→ **CONSIGNE 1**:
Dans le texte sur le racisme en France, quels pays sont cités entre parenthèses parmi les neuf pays occidentaux de l'étude comparée ?
→ **CONSIGNE 2**:
Prolongez le texte sur le racisme dans la société française à la suite de sa dernière phrase.

→ **TEXTE**:
________________________
À notre époque, l’islamophobie remplit cette fonction discriminante globale. Mais elle n’est pas, elle non plus, une production de l’extrême droite. Celle-ci instrumentalise un produit qu’elle trouve tout prêt et qu’elle met en forme politique globale. Et d’abord dans la norme de fonctionnement ordinaire et banal de la société elle-même. « Le racisme dans la société française, analyse Palheta, a un ancrage beaucoup plus profond, une histoire beaucoup plus ancienne et un déploiement beaucoup plus transversal, si bien que – sous une forme bien évidemment déniée, occultée – il est inscrit dans le fonctionnement routinier des institutions de ce pays, y compris dans le fonctionnement de l’État (la police, la justice ou la prison par exemple), s’exprimant bien sûr également sur le marché du travail ou du logement, dans l’institution scolaire et le système de santé ».

Cette prégnance du racisme ne se limite pas à cette dimension institutionnelle. Loin de là ! Palheta complète utilement l’analyse. « En raison de toute une trajectoire historique qui remonte à l’histoire esclavagiste et coloniale de la France, le racisme est inscrit aussi dans les cerveaux, les représentations, les affects, les désirs sociopolitiques d’une bonne partie de la population, pour ne pas dire l’ensemble de la population ». « Dès lors, déclare-t-il : dans une société façonnée par des siècles d’impérialisme et de racisme colonial mais aussi d’antisémitisme, tout le monde est, à des degrés très divers il est vrai, et sous des formes variées, imprégné par le racisme ». Ce point concerne non seulement le dominant mais aussi le dominé « quand on en subit les conséquences (discriminations, humiliations, violences, etc.), mais aussi et surtout quand on peut en tirer divers avantages ». Cela ne fait pas plaisir à constater, mais au total la prégnance de tels comportements dans notre pays est un fait caractéristique. « Je signale en passant, nous a dit Palheta, que le niveau de discrimination raciale se situe en France à un niveau exceptionnellement élevé. Une recherche quantitative comparée, publiée en 2019 dans la prestigieuse revue Sociological Science par certain·es des meilleures spécialistes de ce champ de recherche, a montré que, parmi 9 pays occidentaux (dont les États-Unis, la Grande-Bretagne, l’Allemagne, les Pays-Bas, la Suède, etc.), le niveau le plus élevé de discrimination raciale à l’embauche dont sont l’objet les personnes nées dans les pays en question mais identifiées comme non-blanches a été observé en France ». De la sorte, pour déracialiser, « il faut prendre au sérieux la question « raciale » et les catégorisations raciales que crée le racisme. Cela suppose bien sûr de renforcer et de populariser un récit antiraciste, de l’opposer en permanence aux discours identitaires et racistes qui ont envahi le débat public, de mener une lutte sans trêve et assumée sur ce terrain de l’antiracisme, pour briser notamment les consensus xénophobe et islamophobe qui se sont imposés au cours des quatre dernières décennies, y compris avec la complicité d’une partie de la gauche ».
________________________
→ **EXTRAIT DE DONNÉES**:

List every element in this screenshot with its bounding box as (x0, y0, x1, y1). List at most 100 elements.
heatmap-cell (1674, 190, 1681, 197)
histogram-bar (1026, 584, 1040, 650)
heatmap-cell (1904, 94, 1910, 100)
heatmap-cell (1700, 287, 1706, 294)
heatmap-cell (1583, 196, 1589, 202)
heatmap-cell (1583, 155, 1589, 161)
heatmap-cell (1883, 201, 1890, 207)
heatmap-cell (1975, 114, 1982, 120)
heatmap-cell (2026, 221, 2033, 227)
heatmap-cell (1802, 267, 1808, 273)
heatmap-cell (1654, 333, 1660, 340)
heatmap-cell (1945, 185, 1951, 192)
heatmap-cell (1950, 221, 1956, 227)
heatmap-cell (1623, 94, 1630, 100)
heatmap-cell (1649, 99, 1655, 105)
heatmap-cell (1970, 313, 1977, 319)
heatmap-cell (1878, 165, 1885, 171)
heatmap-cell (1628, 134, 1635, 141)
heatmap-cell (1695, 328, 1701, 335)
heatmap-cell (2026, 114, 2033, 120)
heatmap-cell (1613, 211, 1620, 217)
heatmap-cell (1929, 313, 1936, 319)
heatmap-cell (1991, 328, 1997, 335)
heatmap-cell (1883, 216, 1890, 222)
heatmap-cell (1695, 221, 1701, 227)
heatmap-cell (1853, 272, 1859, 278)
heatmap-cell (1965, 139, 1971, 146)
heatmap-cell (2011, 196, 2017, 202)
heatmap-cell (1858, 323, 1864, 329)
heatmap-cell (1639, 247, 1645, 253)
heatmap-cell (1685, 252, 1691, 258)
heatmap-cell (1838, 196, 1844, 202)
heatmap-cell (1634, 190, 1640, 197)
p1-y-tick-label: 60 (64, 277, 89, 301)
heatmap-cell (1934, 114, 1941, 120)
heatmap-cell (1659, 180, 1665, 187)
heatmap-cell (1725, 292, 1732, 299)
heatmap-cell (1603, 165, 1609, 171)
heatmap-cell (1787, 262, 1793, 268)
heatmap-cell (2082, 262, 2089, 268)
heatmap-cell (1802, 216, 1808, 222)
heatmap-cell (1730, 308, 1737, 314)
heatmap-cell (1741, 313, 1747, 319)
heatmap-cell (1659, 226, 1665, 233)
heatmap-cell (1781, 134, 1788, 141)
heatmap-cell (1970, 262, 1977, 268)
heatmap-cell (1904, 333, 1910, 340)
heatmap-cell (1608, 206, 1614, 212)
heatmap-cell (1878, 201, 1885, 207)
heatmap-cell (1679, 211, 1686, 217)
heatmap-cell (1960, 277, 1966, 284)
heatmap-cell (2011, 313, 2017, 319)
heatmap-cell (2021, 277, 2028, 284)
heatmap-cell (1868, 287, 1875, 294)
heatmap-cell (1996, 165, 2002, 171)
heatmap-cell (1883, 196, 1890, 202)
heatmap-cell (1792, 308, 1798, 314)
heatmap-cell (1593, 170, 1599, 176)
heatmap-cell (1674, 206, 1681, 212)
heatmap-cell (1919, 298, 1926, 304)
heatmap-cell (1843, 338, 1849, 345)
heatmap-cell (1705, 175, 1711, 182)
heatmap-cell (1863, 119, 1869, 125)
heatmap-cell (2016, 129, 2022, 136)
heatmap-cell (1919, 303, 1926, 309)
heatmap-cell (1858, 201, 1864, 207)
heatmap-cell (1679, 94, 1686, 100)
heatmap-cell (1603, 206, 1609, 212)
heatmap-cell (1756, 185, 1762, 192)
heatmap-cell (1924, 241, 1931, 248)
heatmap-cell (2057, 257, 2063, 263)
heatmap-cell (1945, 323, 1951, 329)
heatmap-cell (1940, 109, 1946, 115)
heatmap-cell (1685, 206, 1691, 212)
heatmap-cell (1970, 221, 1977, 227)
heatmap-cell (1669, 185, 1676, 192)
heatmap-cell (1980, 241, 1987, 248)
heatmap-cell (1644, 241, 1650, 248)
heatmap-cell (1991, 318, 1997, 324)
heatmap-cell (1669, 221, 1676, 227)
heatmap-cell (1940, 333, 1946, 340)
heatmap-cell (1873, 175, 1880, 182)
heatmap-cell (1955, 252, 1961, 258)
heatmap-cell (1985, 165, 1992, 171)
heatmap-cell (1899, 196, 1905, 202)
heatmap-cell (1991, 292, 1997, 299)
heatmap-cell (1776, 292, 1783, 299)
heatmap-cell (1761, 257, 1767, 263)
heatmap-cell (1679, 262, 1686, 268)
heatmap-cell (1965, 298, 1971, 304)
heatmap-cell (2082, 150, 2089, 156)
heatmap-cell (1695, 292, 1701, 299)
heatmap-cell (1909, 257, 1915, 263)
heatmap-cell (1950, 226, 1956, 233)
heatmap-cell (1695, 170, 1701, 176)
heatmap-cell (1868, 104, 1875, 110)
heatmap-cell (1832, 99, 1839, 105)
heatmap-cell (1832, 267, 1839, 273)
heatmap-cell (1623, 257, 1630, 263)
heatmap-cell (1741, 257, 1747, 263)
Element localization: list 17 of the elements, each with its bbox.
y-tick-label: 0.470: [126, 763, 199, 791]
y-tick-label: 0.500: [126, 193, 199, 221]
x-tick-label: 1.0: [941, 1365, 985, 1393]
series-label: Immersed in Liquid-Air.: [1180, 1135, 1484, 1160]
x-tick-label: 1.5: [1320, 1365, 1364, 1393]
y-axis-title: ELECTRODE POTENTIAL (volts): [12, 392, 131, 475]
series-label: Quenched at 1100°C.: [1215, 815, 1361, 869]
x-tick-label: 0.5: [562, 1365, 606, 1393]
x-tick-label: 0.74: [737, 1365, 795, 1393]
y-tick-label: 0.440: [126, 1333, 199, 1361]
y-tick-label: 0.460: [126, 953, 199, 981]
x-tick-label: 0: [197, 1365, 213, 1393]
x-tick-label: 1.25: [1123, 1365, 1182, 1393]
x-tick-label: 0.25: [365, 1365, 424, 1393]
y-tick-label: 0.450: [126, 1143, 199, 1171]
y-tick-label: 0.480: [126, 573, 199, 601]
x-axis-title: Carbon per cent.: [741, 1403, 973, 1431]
________________________
→ **RÉPONSE RÉDIGÉE 1**:
Les États-Unis, la Grande-Bretagne, l'Allemagne, les Pays-Bas et la Suède.

→ **RÉPONSE RÉDIGÉE 2**:
Déracialiser véritablement les institutions et les consciences est une lutte aussi globale que l’est le racisme lui-même et sa version islamophobe. Cela demande de transformer radicalement les conditions sociales, politiques, institutionnelles et culturelles, dans lesquelles l’extrême droite se développe et prospère. Le concept de gauche de rupture étend alors son programme à la nécessité de construire une société en rupture complète avec un ordre social devenu un ordre racial. L’expression peut choquer s’agissant de notre pays. Pourtant le constat doit être fait pour bien comprendre comment s’enracine dans la société un projet de division du peuple dont l’extrême droite n’est plus l’unique servante. Prendre au sérieux la menace c’est comprendre comment sont ainsi organisées méthodiquement les concurrences les plus diverses. À commencer par des divisions par la religion ou la couleur de peau.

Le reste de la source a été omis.